Entries from a dataset:
<<<<

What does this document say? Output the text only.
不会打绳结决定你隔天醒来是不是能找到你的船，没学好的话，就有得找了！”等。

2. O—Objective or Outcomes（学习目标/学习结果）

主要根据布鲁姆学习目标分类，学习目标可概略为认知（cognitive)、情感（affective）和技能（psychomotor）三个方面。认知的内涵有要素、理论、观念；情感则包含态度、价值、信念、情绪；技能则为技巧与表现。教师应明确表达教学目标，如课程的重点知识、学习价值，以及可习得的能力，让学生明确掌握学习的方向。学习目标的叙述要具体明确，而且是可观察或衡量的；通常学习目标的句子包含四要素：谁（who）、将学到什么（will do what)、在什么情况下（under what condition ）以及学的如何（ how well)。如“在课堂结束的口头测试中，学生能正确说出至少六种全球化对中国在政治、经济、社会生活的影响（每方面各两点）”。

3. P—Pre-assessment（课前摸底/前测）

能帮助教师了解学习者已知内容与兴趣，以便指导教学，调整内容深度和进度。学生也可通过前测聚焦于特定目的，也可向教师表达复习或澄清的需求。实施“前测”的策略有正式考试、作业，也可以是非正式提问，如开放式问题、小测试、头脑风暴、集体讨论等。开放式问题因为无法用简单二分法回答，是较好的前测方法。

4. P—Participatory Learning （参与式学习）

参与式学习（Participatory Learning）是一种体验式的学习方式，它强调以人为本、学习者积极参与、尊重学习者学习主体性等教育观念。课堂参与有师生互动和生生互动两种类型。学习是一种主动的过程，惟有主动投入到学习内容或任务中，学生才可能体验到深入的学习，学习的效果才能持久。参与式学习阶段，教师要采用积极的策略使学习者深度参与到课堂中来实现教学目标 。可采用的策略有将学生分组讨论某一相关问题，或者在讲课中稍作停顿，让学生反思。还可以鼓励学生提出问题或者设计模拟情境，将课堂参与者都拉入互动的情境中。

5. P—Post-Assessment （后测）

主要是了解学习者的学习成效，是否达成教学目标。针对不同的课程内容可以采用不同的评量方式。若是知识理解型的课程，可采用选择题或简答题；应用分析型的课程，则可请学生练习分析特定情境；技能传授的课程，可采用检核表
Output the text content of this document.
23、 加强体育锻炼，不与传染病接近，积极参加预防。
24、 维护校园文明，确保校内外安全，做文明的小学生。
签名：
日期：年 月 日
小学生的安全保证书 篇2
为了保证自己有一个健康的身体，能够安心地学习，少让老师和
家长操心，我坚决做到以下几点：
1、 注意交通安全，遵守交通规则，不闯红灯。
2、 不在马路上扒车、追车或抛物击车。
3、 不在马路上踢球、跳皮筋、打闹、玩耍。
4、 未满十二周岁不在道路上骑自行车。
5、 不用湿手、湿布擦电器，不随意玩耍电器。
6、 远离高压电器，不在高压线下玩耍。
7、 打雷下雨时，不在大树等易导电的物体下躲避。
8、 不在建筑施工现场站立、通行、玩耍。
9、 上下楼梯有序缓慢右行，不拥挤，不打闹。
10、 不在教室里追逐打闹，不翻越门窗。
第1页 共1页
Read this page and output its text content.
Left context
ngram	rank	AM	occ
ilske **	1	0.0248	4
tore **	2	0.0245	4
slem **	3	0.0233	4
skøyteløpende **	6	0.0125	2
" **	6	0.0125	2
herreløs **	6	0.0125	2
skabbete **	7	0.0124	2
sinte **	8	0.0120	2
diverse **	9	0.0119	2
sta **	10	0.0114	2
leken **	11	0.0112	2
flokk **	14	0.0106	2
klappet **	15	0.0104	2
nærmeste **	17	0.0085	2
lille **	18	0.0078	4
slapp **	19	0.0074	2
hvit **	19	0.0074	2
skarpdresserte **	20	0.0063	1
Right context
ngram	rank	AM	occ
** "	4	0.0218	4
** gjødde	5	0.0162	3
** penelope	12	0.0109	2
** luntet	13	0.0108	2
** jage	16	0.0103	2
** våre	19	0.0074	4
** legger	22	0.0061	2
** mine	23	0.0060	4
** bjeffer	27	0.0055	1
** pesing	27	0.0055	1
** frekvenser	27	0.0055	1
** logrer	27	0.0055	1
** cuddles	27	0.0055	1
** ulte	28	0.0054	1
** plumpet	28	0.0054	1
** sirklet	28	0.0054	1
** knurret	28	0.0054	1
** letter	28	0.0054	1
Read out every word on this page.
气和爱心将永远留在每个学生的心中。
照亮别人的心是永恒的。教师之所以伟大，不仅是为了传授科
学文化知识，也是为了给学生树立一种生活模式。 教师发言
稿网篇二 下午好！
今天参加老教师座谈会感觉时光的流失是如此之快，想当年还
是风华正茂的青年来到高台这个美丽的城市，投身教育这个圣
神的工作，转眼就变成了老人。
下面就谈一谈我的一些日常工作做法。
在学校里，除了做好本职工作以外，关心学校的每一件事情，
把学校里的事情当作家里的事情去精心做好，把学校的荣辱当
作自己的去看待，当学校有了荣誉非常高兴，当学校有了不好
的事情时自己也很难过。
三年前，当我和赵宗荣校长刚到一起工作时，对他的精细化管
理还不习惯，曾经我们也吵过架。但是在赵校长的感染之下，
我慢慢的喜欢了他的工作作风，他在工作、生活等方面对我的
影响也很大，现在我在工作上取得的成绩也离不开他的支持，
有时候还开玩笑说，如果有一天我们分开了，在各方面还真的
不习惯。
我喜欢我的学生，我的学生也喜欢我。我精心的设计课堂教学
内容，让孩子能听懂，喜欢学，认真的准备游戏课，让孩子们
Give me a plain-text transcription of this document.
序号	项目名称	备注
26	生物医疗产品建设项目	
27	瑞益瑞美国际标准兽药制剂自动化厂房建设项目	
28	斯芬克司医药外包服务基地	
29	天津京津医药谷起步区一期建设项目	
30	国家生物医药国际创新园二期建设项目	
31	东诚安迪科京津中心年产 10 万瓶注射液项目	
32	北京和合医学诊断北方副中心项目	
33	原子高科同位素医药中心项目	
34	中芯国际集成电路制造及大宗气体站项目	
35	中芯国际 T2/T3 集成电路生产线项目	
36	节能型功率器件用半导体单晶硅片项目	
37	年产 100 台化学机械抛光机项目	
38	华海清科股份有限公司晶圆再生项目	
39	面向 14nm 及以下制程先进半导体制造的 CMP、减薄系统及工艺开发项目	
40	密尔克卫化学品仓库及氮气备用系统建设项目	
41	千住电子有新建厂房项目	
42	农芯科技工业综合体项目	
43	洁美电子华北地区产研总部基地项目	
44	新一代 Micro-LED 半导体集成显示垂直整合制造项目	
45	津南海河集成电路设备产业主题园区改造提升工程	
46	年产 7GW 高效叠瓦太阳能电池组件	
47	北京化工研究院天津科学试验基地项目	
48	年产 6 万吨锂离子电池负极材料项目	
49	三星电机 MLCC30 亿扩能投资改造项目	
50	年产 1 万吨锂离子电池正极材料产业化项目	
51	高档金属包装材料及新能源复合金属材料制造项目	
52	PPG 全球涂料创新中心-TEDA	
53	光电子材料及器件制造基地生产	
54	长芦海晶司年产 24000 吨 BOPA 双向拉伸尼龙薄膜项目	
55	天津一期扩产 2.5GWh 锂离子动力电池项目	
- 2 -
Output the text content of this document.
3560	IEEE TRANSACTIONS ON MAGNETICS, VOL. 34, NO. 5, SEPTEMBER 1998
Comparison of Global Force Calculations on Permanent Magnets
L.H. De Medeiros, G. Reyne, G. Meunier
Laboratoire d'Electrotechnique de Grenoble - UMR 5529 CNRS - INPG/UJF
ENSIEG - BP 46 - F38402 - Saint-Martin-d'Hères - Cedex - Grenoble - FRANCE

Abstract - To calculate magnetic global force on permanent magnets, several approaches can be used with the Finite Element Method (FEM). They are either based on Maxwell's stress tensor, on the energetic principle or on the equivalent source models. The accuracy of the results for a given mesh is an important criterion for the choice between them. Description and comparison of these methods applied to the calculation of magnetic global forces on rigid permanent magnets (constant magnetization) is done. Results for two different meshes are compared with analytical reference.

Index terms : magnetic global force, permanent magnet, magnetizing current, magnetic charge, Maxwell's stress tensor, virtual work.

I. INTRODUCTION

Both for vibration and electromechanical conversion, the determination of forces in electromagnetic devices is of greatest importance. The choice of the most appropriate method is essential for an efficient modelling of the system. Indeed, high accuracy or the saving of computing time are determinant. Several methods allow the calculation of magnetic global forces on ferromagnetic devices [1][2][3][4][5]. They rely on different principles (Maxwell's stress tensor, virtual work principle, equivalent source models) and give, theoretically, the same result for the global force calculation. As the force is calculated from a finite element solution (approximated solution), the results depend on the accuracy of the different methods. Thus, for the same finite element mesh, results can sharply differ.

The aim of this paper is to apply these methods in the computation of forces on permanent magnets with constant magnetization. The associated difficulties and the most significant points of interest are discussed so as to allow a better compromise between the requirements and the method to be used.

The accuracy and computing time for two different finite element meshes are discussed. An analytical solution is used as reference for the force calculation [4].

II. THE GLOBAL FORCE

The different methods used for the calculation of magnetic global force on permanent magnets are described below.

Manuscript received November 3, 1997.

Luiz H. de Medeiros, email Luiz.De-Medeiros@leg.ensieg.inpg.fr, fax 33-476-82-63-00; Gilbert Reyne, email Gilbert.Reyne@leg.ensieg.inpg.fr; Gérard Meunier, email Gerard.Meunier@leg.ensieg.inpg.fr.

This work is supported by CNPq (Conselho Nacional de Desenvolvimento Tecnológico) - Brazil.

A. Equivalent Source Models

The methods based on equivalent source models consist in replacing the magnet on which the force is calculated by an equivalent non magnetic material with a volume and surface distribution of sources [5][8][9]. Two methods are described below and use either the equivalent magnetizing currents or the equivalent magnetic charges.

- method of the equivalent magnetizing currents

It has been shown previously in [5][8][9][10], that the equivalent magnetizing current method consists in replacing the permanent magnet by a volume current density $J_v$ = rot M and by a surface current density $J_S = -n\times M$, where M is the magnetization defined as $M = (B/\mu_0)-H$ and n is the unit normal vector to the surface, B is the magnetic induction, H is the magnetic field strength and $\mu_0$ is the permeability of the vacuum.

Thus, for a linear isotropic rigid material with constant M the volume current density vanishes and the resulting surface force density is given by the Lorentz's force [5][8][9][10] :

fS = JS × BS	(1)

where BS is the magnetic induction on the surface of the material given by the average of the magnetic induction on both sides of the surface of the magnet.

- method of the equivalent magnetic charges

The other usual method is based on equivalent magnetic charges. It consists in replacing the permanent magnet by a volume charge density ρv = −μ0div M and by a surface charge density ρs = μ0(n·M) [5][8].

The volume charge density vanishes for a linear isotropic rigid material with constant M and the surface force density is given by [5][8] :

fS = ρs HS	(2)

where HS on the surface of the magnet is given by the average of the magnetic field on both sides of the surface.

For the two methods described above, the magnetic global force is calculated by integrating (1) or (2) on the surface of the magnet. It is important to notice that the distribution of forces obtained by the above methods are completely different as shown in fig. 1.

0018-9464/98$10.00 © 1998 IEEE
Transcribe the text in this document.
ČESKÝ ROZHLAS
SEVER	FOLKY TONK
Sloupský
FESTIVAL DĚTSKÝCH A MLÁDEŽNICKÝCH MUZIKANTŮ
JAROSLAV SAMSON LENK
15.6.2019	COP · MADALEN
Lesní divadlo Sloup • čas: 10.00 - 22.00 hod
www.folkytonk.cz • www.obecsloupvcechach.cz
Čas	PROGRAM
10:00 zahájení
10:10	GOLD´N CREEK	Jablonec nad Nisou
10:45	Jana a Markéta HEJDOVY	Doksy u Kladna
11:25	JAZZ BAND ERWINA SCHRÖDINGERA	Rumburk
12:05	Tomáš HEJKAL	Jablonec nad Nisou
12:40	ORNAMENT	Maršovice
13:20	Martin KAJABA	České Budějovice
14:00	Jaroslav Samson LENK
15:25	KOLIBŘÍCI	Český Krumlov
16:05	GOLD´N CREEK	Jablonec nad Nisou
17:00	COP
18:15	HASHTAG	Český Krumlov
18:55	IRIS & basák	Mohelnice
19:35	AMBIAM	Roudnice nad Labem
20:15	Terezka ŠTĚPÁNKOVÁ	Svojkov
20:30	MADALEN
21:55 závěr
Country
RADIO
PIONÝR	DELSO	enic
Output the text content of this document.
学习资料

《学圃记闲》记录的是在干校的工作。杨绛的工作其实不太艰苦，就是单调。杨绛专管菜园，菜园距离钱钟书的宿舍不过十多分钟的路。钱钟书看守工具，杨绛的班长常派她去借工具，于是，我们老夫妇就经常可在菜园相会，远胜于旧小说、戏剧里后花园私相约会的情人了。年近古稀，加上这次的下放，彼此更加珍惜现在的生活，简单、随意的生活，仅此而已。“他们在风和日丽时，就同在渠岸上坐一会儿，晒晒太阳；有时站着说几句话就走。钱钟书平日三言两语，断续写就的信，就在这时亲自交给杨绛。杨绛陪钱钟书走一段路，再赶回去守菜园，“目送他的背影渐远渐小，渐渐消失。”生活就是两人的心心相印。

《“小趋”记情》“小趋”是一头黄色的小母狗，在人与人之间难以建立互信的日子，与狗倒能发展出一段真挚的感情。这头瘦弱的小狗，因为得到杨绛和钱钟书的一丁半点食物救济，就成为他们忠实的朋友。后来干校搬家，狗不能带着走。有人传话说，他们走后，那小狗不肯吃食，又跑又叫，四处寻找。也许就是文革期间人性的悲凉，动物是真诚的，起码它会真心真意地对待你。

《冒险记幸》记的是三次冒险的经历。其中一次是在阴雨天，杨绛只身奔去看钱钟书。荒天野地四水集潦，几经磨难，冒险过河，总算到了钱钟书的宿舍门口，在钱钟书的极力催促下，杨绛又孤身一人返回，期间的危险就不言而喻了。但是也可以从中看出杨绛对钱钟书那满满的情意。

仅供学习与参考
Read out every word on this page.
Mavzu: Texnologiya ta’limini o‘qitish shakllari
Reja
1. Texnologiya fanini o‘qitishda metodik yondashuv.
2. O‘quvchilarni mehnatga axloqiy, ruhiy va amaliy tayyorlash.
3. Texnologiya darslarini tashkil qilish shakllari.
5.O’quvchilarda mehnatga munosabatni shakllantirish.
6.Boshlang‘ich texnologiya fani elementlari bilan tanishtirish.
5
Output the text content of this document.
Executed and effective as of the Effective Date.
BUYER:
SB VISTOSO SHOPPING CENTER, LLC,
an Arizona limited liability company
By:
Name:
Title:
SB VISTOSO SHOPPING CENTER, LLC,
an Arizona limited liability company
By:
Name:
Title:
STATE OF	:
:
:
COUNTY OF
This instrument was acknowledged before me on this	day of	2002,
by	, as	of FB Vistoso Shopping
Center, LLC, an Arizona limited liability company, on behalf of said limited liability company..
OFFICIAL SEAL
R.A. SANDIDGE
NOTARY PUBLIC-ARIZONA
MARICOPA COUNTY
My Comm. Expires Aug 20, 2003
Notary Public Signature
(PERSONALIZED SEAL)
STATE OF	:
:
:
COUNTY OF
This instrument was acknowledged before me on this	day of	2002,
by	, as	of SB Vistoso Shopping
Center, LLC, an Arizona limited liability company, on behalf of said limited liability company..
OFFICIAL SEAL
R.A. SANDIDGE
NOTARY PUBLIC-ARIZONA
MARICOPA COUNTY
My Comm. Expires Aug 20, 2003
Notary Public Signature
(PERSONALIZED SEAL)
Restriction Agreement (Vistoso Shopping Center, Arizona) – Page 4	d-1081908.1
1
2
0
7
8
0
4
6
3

>>>>

- **OBJECTIVE**
Determine how many lines of the listing above hold the word "Jablonec". Report that number without anything else.

- **ANSWER FOR THIS EXERCISE**
3